◆ Input for this task:
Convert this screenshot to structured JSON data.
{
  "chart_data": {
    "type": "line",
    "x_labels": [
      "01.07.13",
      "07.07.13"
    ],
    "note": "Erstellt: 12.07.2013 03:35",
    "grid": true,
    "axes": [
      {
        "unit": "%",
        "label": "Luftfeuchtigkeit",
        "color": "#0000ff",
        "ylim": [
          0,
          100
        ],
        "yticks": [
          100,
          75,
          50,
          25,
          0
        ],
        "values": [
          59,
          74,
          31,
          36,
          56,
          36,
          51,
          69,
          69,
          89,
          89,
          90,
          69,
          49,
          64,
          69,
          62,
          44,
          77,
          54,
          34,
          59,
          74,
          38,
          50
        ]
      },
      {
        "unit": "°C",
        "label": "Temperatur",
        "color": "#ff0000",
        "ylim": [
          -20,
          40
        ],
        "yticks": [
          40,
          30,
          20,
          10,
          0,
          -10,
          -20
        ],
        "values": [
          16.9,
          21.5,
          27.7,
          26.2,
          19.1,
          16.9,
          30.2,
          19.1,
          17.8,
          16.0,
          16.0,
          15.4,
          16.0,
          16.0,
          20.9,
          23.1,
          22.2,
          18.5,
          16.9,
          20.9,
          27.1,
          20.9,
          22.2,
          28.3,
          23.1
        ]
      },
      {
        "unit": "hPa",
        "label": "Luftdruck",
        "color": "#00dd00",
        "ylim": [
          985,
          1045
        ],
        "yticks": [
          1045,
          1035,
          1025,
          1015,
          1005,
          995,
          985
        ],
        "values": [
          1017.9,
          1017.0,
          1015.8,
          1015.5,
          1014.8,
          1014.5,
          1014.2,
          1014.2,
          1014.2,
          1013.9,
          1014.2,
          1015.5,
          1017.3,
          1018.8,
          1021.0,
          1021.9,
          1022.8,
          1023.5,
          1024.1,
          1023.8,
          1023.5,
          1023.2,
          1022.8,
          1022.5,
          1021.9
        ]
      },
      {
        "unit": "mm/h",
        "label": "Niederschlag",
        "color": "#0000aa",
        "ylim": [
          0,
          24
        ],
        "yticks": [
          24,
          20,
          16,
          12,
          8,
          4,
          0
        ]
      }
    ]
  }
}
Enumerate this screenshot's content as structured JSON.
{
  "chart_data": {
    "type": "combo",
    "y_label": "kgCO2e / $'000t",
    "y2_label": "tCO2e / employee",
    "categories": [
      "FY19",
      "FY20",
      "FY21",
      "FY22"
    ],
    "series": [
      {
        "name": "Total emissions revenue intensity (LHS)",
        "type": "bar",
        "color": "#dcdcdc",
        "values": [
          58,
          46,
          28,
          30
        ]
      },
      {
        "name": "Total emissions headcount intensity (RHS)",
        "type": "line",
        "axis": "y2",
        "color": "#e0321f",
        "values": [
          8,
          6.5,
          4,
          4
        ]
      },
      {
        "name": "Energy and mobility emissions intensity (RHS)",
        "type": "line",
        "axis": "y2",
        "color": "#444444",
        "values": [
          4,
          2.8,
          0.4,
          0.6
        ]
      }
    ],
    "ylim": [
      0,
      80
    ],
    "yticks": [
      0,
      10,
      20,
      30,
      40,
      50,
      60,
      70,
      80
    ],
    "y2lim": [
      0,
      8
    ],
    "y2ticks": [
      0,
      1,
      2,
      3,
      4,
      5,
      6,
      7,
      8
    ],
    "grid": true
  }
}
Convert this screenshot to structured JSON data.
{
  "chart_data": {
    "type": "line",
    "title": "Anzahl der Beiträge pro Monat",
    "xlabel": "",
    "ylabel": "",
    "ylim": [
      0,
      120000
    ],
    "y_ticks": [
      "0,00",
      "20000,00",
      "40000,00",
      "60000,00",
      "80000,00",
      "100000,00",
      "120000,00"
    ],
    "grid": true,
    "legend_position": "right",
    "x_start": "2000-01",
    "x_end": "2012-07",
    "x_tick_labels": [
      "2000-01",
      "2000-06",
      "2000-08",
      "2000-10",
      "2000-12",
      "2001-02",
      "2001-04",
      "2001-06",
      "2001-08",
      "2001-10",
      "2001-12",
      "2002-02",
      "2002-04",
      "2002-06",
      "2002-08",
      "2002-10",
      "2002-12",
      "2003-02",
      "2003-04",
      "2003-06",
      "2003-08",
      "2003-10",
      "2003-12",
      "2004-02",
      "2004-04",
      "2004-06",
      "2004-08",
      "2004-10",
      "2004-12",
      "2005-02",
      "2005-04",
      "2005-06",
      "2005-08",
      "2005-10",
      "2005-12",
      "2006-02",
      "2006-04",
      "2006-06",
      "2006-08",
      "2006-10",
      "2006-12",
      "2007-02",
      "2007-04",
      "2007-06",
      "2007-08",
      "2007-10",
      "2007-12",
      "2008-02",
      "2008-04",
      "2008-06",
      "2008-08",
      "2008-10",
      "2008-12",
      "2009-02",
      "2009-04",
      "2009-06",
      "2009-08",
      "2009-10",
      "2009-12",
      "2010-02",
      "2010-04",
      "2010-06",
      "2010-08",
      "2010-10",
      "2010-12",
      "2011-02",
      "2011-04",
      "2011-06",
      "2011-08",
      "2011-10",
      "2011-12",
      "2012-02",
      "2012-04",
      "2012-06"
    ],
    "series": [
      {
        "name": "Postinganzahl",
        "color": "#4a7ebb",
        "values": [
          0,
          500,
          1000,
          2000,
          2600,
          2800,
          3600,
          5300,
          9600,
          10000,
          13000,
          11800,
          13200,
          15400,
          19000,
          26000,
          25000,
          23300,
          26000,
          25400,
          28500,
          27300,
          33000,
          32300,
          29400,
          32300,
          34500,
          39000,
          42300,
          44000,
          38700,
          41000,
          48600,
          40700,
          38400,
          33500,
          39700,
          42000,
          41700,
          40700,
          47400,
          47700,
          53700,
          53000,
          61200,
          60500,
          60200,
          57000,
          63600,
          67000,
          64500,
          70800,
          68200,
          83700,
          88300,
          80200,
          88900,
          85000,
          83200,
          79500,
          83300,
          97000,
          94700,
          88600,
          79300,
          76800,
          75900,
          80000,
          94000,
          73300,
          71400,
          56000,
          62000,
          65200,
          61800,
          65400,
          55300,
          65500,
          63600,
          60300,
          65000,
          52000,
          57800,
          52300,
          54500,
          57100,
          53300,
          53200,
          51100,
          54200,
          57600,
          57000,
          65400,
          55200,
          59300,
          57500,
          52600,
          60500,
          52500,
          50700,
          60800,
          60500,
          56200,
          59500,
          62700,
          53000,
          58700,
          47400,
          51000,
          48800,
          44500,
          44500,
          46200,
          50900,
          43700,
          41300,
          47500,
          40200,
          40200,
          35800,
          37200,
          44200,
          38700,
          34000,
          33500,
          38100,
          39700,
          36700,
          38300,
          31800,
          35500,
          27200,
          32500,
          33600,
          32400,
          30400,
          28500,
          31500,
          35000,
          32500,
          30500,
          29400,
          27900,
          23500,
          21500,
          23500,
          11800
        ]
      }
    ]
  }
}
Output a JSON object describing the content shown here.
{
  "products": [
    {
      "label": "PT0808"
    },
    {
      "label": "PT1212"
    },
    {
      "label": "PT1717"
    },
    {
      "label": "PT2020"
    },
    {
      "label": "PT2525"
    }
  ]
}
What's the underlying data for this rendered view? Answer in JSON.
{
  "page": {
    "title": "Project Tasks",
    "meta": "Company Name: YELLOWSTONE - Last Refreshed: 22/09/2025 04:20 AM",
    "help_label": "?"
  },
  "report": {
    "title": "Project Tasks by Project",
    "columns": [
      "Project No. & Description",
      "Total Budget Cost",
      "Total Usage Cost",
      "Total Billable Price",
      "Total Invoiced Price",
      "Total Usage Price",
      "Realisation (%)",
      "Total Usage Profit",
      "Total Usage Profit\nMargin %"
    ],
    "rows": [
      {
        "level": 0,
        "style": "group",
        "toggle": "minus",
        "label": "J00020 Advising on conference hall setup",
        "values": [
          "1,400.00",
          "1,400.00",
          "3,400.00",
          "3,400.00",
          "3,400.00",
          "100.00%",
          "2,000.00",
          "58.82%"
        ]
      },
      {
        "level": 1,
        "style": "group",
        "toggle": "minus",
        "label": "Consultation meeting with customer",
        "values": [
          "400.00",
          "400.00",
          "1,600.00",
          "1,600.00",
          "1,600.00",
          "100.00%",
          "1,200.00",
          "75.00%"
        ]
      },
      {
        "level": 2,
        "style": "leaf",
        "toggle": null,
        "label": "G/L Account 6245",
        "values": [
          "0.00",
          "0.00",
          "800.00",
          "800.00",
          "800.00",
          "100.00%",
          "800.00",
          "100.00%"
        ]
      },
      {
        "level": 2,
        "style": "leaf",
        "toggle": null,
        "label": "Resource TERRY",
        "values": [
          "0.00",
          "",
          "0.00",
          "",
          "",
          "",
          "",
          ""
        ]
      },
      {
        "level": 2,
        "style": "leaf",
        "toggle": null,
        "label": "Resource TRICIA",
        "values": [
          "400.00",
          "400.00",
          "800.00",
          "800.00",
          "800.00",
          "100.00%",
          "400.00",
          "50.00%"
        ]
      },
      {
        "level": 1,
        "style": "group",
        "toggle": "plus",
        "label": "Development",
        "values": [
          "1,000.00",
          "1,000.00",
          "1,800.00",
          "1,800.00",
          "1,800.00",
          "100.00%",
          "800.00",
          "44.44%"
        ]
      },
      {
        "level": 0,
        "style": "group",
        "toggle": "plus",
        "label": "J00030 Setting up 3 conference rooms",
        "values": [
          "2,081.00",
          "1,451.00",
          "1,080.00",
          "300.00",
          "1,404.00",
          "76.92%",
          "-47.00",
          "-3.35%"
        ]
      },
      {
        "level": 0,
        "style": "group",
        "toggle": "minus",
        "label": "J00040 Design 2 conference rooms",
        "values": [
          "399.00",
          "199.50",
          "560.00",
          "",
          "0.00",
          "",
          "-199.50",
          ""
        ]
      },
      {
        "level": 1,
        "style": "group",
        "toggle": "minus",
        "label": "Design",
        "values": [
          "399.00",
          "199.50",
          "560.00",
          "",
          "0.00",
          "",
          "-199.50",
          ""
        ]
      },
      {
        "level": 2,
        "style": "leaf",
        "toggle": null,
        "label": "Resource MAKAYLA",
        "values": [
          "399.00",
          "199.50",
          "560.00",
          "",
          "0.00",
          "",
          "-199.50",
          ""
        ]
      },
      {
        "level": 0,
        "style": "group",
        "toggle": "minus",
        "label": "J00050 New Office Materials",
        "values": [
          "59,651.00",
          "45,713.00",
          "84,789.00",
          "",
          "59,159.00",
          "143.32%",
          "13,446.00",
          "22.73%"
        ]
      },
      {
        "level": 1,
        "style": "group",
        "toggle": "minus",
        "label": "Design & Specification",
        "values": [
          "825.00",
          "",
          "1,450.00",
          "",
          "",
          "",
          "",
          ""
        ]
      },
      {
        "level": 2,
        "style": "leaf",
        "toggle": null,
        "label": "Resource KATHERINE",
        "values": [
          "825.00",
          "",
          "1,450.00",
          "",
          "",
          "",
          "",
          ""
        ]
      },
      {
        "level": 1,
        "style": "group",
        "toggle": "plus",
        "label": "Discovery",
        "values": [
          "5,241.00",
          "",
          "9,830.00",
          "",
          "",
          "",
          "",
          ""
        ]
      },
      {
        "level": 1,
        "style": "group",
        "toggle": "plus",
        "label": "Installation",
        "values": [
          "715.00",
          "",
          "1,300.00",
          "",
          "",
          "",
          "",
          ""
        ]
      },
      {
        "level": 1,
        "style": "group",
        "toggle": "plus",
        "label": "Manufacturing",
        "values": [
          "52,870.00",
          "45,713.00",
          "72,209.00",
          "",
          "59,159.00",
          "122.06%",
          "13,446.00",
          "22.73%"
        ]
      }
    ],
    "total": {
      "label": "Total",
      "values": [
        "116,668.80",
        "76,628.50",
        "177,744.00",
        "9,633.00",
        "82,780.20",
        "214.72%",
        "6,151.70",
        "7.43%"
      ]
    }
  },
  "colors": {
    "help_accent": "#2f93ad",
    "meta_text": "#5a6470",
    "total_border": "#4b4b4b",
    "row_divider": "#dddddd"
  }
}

◆ Instruction: Report the number of lines holding the string "conference", without any other words.

◆ Answer to this task: 3